Raw records:
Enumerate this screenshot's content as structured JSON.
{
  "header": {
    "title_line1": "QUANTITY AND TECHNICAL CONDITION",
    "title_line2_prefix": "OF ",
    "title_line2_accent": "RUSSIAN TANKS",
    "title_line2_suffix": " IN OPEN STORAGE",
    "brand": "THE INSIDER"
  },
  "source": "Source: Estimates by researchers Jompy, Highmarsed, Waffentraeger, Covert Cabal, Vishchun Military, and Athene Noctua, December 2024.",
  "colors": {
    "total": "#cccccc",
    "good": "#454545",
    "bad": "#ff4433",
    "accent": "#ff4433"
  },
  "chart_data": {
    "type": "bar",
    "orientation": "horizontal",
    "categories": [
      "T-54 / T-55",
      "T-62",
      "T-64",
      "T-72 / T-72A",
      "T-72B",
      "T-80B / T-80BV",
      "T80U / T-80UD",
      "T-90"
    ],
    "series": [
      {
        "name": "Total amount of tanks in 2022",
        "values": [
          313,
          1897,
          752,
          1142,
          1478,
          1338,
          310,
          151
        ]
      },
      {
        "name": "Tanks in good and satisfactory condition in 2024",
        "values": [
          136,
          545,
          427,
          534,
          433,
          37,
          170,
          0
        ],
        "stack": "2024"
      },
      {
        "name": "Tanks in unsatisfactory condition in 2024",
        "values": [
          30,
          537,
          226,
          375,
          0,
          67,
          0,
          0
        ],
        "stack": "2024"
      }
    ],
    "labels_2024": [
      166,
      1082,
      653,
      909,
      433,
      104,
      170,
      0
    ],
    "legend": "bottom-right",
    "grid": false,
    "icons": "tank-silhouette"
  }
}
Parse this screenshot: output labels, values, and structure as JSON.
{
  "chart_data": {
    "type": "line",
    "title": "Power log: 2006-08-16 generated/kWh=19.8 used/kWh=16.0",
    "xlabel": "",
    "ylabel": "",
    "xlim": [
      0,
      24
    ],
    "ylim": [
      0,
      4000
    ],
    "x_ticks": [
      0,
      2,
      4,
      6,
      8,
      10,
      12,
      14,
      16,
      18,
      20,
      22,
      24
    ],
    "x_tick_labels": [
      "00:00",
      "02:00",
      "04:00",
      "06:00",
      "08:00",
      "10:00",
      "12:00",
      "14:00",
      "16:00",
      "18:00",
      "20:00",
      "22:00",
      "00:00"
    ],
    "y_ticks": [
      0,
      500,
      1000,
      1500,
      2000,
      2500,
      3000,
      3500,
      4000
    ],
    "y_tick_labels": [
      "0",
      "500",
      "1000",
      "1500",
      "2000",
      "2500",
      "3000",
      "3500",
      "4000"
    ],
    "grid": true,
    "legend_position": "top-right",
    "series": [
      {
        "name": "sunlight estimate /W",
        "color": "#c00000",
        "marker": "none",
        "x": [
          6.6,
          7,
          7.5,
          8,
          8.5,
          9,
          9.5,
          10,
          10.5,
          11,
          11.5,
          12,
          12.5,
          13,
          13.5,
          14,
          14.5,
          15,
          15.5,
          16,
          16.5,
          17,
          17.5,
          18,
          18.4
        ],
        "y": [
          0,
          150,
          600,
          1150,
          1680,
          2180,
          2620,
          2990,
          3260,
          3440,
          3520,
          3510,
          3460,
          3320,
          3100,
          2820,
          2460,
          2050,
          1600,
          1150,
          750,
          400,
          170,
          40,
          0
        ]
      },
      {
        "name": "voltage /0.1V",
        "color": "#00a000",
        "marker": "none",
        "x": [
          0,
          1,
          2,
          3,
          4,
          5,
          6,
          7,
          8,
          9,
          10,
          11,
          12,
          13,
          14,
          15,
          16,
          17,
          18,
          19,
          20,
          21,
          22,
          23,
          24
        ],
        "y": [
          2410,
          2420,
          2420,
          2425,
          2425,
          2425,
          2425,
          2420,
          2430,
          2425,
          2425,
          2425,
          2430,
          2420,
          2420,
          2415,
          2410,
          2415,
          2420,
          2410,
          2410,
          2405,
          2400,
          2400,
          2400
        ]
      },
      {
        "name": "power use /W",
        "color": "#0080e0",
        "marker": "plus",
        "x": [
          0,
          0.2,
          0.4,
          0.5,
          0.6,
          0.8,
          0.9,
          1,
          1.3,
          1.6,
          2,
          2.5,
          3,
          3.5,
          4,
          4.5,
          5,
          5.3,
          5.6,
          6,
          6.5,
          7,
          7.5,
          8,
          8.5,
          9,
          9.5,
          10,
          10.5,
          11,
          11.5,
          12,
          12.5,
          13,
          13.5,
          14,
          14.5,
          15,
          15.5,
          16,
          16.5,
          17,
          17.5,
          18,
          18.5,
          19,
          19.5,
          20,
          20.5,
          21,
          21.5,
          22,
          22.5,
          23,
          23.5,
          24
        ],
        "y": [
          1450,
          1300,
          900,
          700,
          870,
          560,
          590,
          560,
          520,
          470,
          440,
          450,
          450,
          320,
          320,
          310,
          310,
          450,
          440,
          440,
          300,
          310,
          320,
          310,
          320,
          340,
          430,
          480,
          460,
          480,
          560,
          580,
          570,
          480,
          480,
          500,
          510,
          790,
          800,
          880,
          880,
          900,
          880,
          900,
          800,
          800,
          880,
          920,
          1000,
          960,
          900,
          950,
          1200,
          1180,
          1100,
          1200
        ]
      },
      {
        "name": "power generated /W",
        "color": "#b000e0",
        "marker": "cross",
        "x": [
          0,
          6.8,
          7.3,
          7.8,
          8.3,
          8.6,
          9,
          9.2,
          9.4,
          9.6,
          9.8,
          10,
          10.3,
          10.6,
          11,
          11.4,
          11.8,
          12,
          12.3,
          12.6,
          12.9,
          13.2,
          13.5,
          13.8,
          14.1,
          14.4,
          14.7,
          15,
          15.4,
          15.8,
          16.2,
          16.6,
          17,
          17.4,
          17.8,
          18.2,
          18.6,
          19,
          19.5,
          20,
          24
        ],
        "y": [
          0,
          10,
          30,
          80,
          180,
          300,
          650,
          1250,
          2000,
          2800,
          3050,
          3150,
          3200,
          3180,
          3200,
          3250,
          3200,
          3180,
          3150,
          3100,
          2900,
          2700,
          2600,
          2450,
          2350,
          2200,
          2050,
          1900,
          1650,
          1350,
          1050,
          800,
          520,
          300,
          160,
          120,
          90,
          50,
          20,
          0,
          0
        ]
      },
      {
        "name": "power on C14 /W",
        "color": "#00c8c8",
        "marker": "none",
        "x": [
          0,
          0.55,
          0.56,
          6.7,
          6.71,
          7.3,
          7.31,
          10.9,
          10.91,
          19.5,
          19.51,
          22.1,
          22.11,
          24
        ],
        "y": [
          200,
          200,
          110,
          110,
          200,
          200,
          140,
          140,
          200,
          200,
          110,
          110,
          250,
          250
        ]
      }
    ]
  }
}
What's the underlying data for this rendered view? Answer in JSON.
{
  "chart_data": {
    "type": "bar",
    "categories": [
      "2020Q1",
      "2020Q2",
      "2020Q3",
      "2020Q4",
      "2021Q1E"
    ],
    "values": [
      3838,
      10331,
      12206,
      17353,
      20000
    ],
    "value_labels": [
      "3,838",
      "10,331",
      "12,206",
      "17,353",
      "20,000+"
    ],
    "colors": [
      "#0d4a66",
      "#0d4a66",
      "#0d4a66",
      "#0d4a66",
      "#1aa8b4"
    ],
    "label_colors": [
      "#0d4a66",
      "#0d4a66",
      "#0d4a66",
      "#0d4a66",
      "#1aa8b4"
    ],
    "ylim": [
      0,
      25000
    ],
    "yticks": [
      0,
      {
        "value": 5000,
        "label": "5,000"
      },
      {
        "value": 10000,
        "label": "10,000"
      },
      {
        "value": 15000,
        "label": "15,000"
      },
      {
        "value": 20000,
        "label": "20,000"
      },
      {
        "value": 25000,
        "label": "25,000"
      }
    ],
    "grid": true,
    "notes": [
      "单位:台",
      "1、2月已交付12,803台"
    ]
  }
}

• What needs to be done
Your reply is one number: how many lines of the records above contain the word "screenshot".

• Exercise response
2